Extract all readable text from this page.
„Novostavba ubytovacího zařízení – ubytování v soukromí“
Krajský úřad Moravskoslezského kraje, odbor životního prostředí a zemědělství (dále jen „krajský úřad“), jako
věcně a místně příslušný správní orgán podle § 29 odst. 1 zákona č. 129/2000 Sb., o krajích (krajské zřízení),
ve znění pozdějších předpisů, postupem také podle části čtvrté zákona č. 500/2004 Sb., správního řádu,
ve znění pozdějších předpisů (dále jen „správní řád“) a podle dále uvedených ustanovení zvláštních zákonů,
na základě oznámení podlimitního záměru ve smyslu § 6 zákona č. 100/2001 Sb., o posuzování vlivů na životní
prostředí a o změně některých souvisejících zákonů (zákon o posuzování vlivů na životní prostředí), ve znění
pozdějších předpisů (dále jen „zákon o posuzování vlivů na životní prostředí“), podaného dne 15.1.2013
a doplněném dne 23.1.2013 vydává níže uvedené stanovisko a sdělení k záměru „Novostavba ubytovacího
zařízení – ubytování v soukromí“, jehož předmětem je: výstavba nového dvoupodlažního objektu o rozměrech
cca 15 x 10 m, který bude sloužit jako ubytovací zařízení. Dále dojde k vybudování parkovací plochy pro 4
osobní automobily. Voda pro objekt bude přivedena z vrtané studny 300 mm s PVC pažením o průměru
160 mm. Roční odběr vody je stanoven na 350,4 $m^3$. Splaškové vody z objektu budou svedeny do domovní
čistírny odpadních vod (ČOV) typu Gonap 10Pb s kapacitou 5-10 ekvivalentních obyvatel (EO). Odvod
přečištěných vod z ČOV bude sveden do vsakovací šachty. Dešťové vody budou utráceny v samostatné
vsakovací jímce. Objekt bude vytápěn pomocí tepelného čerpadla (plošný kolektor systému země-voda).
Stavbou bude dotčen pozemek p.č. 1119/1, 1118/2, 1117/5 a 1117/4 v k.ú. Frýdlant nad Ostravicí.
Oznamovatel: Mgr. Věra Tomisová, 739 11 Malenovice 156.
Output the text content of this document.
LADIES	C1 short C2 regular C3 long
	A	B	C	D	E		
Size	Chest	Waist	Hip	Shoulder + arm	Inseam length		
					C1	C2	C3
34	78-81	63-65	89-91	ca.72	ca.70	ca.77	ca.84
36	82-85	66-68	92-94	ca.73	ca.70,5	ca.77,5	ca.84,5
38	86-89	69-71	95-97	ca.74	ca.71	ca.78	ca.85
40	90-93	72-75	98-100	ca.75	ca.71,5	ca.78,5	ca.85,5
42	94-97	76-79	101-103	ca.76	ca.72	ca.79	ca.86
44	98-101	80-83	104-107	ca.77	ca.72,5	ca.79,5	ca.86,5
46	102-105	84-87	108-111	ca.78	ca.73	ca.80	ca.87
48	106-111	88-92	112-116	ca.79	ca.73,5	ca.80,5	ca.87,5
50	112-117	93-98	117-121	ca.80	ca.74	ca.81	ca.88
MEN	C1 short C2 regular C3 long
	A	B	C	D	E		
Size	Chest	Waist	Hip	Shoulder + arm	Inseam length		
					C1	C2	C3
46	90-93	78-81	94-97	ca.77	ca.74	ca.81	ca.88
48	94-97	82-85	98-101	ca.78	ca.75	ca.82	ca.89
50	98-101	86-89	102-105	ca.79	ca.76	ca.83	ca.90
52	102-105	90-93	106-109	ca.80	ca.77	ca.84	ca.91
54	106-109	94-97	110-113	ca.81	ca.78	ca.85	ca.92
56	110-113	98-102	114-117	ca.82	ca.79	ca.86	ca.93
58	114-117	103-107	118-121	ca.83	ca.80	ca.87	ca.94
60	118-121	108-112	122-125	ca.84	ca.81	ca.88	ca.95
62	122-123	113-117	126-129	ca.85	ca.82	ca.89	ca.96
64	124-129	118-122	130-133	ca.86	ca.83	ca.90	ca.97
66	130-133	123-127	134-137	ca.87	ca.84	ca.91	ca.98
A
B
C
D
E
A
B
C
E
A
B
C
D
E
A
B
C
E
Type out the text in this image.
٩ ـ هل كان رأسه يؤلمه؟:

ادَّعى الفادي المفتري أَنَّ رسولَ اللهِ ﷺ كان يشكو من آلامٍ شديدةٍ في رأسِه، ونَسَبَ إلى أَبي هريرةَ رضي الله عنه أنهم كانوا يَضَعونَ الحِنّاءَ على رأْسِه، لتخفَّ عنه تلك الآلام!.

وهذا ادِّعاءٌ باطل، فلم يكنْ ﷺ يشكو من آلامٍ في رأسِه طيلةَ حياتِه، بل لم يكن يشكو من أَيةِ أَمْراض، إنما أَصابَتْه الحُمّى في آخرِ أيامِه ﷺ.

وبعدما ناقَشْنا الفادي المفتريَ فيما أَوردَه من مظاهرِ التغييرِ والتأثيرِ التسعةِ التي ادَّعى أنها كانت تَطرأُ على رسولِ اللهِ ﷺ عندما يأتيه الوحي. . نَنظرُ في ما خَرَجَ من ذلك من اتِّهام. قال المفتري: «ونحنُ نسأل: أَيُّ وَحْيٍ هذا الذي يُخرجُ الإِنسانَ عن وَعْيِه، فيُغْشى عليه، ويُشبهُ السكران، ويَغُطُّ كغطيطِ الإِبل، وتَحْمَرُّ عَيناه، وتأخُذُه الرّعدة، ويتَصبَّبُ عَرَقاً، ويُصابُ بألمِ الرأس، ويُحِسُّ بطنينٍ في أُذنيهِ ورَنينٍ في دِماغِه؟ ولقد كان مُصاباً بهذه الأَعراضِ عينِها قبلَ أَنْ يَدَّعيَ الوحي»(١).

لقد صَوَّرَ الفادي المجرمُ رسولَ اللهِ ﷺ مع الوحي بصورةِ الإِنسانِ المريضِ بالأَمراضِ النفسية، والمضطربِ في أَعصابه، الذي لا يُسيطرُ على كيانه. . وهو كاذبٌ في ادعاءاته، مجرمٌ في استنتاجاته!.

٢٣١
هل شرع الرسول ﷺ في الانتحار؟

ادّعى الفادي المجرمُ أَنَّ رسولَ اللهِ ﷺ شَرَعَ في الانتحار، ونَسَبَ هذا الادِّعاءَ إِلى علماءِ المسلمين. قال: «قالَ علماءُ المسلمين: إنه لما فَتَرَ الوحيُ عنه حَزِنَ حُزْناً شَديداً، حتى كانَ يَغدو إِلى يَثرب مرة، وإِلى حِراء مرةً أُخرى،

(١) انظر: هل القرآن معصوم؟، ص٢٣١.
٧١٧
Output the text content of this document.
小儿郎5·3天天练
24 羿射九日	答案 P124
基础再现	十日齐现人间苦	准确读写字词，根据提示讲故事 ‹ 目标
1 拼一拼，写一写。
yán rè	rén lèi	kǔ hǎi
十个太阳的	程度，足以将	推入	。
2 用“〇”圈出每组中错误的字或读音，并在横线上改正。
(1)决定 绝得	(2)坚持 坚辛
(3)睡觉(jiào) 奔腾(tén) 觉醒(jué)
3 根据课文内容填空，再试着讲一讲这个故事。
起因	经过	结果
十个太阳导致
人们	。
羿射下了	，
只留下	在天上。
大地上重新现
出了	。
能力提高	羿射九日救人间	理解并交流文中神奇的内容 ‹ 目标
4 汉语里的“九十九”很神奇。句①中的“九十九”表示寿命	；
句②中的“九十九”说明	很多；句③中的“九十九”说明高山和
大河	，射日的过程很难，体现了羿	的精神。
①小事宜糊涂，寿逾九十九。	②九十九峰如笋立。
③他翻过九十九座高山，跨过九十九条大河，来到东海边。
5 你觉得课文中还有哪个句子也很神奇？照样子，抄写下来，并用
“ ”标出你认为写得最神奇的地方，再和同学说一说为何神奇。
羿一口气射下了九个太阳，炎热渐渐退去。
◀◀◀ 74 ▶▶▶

Required task:
Send back every record, precisely as written.

Solution for this exercise:
Extract all readable text from this page.
„Novostavba ubytovacího zařízení – ubytování v soukromí“
Krajský úřad Moravskoslezského kraje, odbor životního prostředí a zemědělství (dále jen „krajský úřad“), jako
věcně a místně příslušný správní orgán podle § 29 odst. 1 zákona č. 129/2000 Sb., o krajích (krajské zřízení),
ve znění pozdějších předpisů, postupem také podle části čtvrté zákona č. 500/2004 Sb., správního řádu,
ve znění pozdějších předpisů (dále jen „správní řád“) a podle dále uvedených ustanovení zvláštních zákonů,
na základě oznámení podlimitního záměru ve smyslu § 6 zákona č. 100/2001 Sb., o posuzování vlivů na životní
prostředí a o změně některých souvisejících zákonů (zákon o posuzování vlivů na životní prostředí), ve znění
pozdějších předpisů (dále jen „zákon o posuzování vlivů na životní prostředí“), podaného dne 15.1.2013
a doplněném dne 23.1.2013 vydává níže uvedené stanovisko a sdělení k záměru „Novostavba ubytovacího
zařízení – ubytování v soukromí“, jehož předmětem je: výstavba nového dvoupodlažního objektu o rozměrech
cca 15 x 10 m, který bude sloužit jako ubytovací zařízení. Dále dojde k vybudování parkovací plochy pro 4
osobní automobily. Voda pro objekt bude přivedena z vrtané studny 300 mm s PVC pažením o průměru
160 mm. Roční odběr vody je stanoven na 350,4 $m^3$. Splaškové vody z objektu budou svedeny do domovní
čistírny odpadních vod (ČOV) typu Gonap 10Pb s kapacitou 5-10 ekvivalentních obyvatel (EO). Odvod
přečištěných vod z ČOV bude sveden do vsakovací šachty. Dešťové vody budou utráceny v samostatné
vsakovací jímce. Objekt bude vytápěn pomocí tepelného čerpadla (plošný kolektor systému země-voda).
Stavbou bude dotčen pozemek p.č. 1119/1, 1118/2, 1117/5 a 1117/4 v k.ú. Frýdlant nad Ostravicí.
Oznamovatel: Mgr. Věra Tomisová, 739 11 Malenovice 156.
Output the text content of this document.
LADIES	C1 short C2 regular C3 long
	A	B	C	D	E		
Size	Chest	Waist	Hip	Shoulder + arm	Inseam length		
					C1	C2	C3
34	78-81	63-65	89-91	ca.72	ca.70	ca.77	ca.84
36	82-85	66-68	92-94	ca.73	ca.70,5	ca.77,5	ca.84,5
38	86-89	69-71	95-97	ca.74	ca.71	ca.78	ca.85
40	90-93	72-75	98-100	ca.75	ca.71,5	ca.78,5	ca.85,5
42	94-97	76-79	101-103	ca.76	ca.72	ca.79	ca.86
44	98-101	80-83	104-107	ca.77	ca.72,5	ca.79,5	ca.86,5
46	102-105	84-87	108-111	ca.78	ca.73	ca.80	ca.87
48	106-111	88-92	112-116	ca.79	ca.73,5	ca.80,5	ca.87,5
50	112-117	93-98	117-121	ca.80	ca.74	ca.81	ca.88
MEN	C1 short C2 regular C3 long
	A	B	C	D	E		
Size	Chest	Waist	Hip	Shoulder + arm	Inseam length		
					C1	C2	C3
46	90-93	78-81	94-97	ca.77	ca.74	ca.81	ca.88
48	94-97	82-85	98-101	ca.78	ca.75	ca.82	ca.89
50	98-101	86-89	102-105	ca.79	ca.76	ca.83	ca.90
52	102-105	90-93	106-109	ca.80	ca.77	ca.84	ca.91
54	106-109	94-97	110-113	ca.81	ca.78	ca.85	ca.92
56	110-113	98-102	114-117	ca.82	ca.79	ca.86	ca.93
58	114-117	103-107	118-121	ca.83	ca.80	ca.87	ca.94
60	118-121	108-112	122-125	ca.84	ca.81	ca.88	ca.95
62	122-123	113-117	126-129	ca.85	ca.82	ca.89	ca.96
64	124-129	118-122	130-133	ca.86	ca.83	ca.90	ca.97
66	130-133	123-127	134-137	ca.87	ca.84	ca.91	ca.98
A
B
C
D
E
A
B
C
E
A
B
C
D
E
A
B
C
E
Type out the text in this image.
٩ ـ هل كان رأسه يؤلمه؟:

ادَّعى الفادي المفتري أَنَّ رسولَ اللهِ ﷺ كان يشكو من آلامٍ شديدةٍ في رأسِه، ونَسَبَ إلى أَبي هريرةَ رضي الله عنه أنهم كانوا يَضَعونَ الحِنّاءَ على رأْسِه، لتخفَّ عنه تلك الآلام!.

وهذا ادِّعاءٌ باطل، فلم يكنْ ﷺ يشكو من آلامٍ في رأسِه طيلةَ حياتِه، بل لم يكن يشكو من أَيةِ أَمْراض، إنما أَصابَتْه الحُمّى في آخرِ أيامِه ﷺ.

وبعدما ناقَشْنا الفادي المفتريَ فيما أَوردَه من مظاهرِ التغييرِ والتأثيرِ التسعةِ التي ادَّعى أنها كانت تَطرأُ على رسولِ اللهِ ﷺ عندما يأتيه الوحي. . نَنظرُ في ما خَرَجَ من ذلك من اتِّهام. قال المفتري: «ونحنُ نسأل: أَيُّ وَحْيٍ هذا الذي يُخرجُ الإِنسانَ عن وَعْيِه، فيُغْشى عليه، ويُشبهُ السكران، ويَغُطُّ كغطيطِ الإِبل، وتَحْمَرُّ عَيناه، وتأخُذُه الرّعدة، ويتَصبَّبُ عَرَقاً، ويُصابُ بألمِ الرأس، ويُحِسُّ بطنينٍ في أُذنيهِ ورَنينٍ في دِماغِه؟ ولقد كان مُصاباً بهذه الأَعراضِ عينِها قبلَ أَنْ يَدَّعيَ الوحي»(١).

لقد صَوَّرَ الفادي المجرمُ رسولَ اللهِ ﷺ مع الوحي بصورةِ الإِنسانِ المريضِ بالأَمراضِ النفسية، والمضطربِ في أَعصابه، الذي لا يُسيطرُ على كيانه. . وهو كاذبٌ في ادعاءاته، مجرمٌ في استنتاجاته!.

٢٣١
هل شرع الرسول ﷺ في الانتحار؟

ادّعى الفادي المجرمُ أَنَّ رسولَ اللهِ ﷺ شَرَعَ في الانتحار، ونَسَبَ هذا الادِّعاءَ إِلى علماءِ المسلمين. قال: «قالَ علماءُ المسلمين: إنه لما فَتَرَ الوحيُ عنه حَزِنَ حُزْناً شَديداً، حتى كانَ يَغدو إِلى يَثرب مرة، وإِلى حِراء مرةً أُخرى،

(١) انظر: هل القرآن معصوم؟، ص٢٣١.
٧١٧
Output the text content of this document.
小儿郎5·3天天练
24 羿射九日	答案 P124
基础再现	十日齐现人间苦	准确读写字词，根据提示讲故事 ‹ 目标
1 拼一拼，写一写。
yán rè	rén lèi	kǔ hǎi
十个太阳的	程度，足以将	推入	。
2 用“〇”圈出每组中错误的字或读音，并在横线上改正。
(1)决定 绝得	(2)坚持 坚辛
(3)睡觉(jiào) 奔腾(tén) 觉醒(jué)
3 根据课文内容填空，再试着讲一讲这个故事。
起因	经过	结果
十个太阳导致
人们	。
羿射下了	，
只留下	在天上。
大地上重新现
出了	。
能力提高	羿射九日救人间	理解并交流文中神奇的内容 ‹ 目标
4 汉语里的“九十九”很神奇。句①中的“九十九”表示寿命	；
句②中的“九十九”说明	很多；句③中的“九十九”说明高山和
大河	，射日的过程很难，体现了羿	的精神。
①小事宜糊涂，寿逾九十九。	②九十九峰如笋立。
③他翻过九十九座高山，跨过九十九条大河，来到东海边。
5 你觉得课文中还有哪个句子也很神奇？照样子，抄写下来，并用
“ ”标出你认为写得最神奇的地方，再和同学说一说为何神奇。
羿一口气射下了九个太阳，炎热渐渐退去。
◀◀◀ 74 ▶▶▶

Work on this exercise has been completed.